YOUR INSTRUCTIONS: Without including any pictures, write out the listing below exactly.

(Dataset entries)
************

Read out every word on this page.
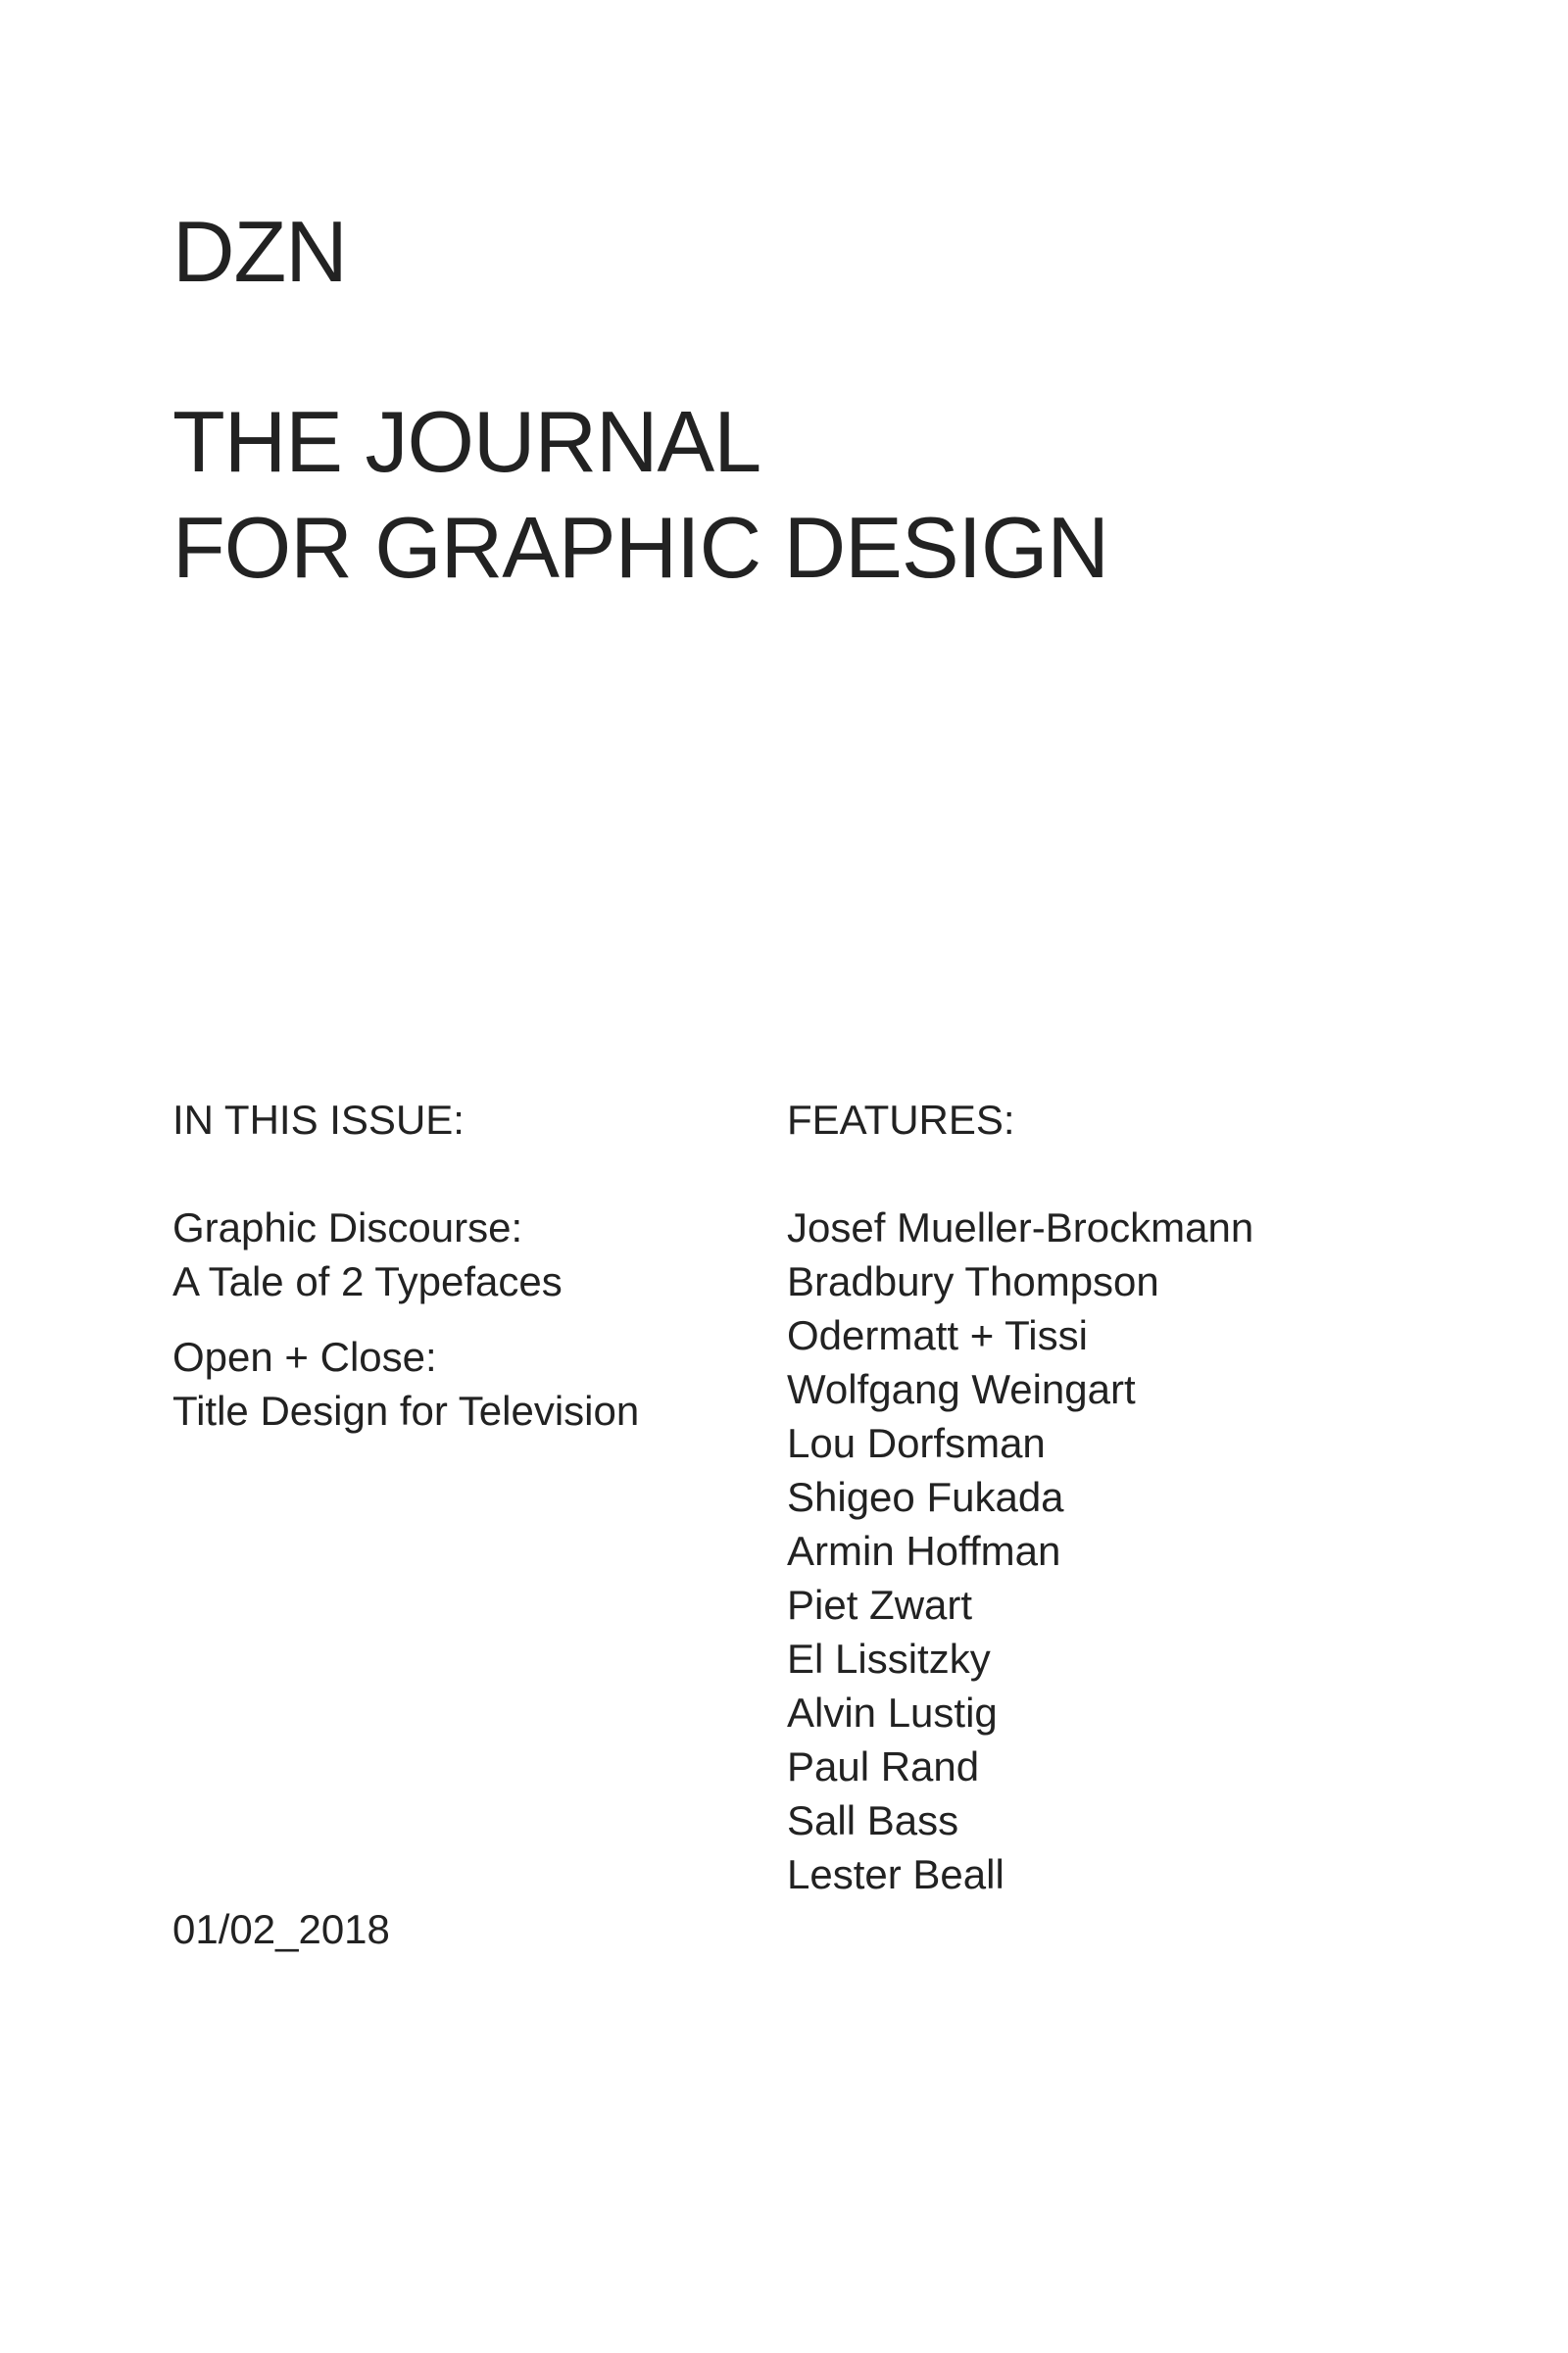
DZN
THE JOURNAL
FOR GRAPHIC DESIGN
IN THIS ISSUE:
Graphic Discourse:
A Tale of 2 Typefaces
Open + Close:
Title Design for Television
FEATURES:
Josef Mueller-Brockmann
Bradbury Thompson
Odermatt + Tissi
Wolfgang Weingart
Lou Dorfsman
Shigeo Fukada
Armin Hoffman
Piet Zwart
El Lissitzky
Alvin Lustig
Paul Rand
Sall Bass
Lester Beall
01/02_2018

************

THE RESPONSE:
Read out every word on this page.
DZN
THE JOURNAL
FOR GRAPHIC DESIGN
IN THIS ISSUE:
Graphic Discourse:
A Tale of 2 Typefaces
Open + Close:
Title Design for Television
FEATURES:
Josef Mueller-Brockmann
Bradbury Thompson
Odermatt + Tissi
Wolfgang Weingart
Lou Dorfsman
Shigeo Fukada
Armin Hoffman
Piet Zwart
El Lissitzky
Alvin Lustig
Paul Rand
Sall Bass
Lester Beall
01/02_2018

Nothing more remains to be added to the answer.